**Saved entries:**
──────
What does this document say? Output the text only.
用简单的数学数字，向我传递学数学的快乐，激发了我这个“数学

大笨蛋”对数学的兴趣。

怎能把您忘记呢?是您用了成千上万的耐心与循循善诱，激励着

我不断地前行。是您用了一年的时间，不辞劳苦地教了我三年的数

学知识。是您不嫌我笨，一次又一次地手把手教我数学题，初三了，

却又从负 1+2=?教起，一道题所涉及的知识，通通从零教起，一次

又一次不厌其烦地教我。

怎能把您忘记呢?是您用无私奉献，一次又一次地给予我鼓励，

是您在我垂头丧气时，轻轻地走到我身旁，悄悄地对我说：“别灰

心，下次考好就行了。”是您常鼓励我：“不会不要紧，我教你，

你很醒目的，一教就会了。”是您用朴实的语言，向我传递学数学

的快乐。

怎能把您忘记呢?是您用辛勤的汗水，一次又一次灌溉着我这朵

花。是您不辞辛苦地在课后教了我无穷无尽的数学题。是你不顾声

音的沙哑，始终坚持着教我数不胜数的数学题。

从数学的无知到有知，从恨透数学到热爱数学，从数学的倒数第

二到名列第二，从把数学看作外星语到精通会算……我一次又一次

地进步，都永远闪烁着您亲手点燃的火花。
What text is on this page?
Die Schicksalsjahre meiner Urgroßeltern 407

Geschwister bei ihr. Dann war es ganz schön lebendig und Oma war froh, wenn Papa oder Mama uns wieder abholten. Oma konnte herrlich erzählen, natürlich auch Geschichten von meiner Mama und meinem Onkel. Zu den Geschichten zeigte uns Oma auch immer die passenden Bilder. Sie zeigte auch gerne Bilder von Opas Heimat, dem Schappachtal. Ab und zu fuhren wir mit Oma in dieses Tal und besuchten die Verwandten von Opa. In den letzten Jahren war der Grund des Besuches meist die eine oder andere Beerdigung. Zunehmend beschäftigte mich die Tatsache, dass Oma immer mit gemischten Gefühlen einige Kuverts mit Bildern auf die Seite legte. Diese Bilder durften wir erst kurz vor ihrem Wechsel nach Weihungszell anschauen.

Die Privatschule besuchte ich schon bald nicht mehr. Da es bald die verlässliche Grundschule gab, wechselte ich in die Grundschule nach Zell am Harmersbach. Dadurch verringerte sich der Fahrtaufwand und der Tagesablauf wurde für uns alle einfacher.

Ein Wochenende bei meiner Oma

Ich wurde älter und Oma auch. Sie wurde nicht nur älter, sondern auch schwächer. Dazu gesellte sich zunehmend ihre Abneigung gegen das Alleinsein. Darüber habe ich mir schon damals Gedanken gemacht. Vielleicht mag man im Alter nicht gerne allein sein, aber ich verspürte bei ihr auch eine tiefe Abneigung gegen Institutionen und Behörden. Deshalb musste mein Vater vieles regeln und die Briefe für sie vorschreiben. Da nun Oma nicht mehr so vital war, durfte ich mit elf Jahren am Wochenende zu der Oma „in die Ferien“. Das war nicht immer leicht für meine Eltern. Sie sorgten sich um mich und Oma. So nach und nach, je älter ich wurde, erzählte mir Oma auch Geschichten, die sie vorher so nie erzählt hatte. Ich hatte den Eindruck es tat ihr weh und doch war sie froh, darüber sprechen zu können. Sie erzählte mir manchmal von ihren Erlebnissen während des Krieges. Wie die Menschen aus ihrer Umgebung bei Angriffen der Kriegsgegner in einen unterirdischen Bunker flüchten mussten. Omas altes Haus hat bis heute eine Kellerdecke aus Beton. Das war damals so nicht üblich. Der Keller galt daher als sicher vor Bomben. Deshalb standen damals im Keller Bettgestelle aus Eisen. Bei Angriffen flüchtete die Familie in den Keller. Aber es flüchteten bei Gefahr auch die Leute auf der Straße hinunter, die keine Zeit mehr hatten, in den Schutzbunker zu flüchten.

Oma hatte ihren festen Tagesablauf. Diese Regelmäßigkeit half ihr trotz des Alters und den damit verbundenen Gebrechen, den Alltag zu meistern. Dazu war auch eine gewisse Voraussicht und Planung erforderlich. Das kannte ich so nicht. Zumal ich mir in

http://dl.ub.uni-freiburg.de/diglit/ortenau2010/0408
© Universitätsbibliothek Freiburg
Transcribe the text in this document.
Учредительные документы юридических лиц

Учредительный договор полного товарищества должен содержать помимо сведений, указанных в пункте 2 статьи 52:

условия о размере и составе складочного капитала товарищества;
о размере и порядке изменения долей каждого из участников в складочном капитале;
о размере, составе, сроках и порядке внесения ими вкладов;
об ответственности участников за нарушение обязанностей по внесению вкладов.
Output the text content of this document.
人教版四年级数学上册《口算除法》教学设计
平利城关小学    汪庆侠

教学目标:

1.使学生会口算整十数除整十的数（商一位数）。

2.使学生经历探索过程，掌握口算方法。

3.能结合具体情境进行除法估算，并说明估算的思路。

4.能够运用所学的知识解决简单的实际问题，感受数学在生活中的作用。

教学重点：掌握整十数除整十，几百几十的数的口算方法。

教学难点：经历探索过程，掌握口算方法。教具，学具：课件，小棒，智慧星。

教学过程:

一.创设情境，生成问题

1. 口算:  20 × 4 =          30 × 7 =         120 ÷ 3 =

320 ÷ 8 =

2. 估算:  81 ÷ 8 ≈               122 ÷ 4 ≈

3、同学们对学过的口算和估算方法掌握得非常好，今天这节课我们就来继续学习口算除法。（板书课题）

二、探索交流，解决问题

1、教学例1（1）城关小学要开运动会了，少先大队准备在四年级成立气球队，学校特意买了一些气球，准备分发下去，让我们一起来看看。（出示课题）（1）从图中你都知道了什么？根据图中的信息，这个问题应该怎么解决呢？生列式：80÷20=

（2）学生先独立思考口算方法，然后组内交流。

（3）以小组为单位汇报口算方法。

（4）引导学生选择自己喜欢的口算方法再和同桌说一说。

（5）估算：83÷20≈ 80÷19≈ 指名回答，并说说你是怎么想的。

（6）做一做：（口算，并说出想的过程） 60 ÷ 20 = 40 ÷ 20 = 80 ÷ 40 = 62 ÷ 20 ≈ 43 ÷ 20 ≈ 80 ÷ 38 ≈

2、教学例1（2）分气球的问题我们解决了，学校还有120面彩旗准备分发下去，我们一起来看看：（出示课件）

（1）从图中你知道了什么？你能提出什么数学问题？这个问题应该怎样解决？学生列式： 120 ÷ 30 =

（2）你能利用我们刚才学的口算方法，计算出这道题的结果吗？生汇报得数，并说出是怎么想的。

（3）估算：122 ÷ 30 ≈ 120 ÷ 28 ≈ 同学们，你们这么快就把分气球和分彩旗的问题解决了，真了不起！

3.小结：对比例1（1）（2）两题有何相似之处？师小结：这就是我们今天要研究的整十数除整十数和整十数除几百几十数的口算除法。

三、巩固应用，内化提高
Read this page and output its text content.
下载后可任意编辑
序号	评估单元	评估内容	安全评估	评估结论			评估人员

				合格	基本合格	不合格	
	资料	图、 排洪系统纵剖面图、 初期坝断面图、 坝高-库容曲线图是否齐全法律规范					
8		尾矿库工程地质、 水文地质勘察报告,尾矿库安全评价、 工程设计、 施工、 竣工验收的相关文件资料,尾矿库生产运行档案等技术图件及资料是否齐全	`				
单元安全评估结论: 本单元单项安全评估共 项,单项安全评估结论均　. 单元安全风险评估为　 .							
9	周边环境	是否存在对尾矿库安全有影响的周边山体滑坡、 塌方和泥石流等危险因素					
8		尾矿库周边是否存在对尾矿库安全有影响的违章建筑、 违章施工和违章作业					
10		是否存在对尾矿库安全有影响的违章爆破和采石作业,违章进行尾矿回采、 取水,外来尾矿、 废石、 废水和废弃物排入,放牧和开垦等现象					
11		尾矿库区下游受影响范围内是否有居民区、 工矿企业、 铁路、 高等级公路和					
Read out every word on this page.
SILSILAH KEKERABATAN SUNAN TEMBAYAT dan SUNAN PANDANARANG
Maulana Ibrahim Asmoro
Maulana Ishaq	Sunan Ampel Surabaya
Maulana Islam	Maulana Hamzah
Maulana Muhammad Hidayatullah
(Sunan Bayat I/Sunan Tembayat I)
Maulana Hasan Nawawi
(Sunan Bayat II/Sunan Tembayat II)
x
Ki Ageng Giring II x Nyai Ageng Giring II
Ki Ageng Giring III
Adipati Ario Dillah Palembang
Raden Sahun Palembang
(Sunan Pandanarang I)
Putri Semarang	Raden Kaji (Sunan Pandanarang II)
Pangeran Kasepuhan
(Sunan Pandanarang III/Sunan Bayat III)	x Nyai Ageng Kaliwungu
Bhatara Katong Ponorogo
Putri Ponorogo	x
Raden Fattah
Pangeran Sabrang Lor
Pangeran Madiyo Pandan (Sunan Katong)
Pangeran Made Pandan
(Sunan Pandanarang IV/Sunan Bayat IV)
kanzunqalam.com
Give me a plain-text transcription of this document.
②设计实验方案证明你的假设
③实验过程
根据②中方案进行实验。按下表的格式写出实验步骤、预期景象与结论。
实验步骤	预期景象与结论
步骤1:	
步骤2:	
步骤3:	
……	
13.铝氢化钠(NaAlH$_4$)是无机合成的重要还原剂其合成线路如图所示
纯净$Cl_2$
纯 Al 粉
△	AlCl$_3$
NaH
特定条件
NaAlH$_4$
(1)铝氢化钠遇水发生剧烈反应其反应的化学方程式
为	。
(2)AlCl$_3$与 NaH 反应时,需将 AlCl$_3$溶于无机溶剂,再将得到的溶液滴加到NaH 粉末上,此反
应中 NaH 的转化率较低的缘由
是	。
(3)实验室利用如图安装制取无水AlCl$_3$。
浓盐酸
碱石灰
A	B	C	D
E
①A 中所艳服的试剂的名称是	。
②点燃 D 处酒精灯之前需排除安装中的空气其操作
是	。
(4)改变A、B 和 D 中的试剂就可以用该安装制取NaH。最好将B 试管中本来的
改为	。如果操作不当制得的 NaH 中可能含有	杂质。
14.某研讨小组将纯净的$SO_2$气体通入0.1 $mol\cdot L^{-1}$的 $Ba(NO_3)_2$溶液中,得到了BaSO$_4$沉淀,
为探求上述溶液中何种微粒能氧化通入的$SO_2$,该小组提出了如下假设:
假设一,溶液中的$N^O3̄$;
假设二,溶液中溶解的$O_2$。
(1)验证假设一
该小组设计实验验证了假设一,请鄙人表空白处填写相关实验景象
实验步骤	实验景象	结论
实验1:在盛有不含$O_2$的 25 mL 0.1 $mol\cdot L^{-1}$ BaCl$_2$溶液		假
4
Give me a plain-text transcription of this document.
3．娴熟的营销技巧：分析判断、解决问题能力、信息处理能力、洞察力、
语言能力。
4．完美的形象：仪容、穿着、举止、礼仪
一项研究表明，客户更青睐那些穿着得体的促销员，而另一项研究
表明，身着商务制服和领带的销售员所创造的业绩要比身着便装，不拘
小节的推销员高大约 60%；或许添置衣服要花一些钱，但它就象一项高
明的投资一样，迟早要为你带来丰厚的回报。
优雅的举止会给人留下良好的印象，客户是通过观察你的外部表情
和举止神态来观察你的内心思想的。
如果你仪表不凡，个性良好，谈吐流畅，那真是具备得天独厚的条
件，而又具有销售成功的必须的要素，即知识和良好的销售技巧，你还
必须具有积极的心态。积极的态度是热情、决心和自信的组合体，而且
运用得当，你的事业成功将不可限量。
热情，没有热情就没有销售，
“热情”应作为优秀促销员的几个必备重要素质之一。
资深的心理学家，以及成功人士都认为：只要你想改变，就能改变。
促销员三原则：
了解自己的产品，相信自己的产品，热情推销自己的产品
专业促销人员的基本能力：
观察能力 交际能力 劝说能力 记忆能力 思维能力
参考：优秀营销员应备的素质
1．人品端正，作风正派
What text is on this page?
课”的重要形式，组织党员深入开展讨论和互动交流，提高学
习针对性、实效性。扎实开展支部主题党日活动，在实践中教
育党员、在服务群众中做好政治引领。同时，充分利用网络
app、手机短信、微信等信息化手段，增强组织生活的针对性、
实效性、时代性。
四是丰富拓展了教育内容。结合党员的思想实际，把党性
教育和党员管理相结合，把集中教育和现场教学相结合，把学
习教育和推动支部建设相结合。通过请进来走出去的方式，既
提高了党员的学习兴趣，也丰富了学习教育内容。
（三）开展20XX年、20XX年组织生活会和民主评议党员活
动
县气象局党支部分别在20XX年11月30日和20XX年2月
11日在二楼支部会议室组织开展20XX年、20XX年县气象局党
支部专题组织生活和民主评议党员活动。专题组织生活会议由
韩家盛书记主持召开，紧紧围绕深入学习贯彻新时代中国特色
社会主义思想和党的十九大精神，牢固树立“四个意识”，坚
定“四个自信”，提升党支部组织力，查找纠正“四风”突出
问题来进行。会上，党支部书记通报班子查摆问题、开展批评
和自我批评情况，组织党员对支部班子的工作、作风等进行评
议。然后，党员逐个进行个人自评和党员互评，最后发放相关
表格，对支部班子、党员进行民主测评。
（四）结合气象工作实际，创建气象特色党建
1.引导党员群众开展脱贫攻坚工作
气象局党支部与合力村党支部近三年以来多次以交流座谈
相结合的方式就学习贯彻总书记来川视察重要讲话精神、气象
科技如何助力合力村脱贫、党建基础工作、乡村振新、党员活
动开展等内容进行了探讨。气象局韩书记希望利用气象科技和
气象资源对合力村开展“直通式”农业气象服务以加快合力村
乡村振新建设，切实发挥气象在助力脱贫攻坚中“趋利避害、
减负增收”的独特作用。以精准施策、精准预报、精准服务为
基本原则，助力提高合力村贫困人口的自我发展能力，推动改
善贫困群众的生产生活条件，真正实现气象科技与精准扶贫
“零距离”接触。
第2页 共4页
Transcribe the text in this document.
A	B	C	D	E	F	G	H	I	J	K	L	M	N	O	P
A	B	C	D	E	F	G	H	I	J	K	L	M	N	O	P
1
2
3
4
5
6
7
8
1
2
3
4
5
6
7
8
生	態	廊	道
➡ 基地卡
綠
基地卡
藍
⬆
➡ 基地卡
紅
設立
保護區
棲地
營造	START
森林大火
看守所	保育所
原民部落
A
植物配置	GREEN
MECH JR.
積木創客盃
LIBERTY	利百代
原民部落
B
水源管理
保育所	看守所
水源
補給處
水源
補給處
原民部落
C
──────
**JOB:** For the listing above, identify each line bearing "page".

**FINAL RESULT:**
What text is on this page?
Read this page and output its text content.
Read out every word on this page.
What text is on this page?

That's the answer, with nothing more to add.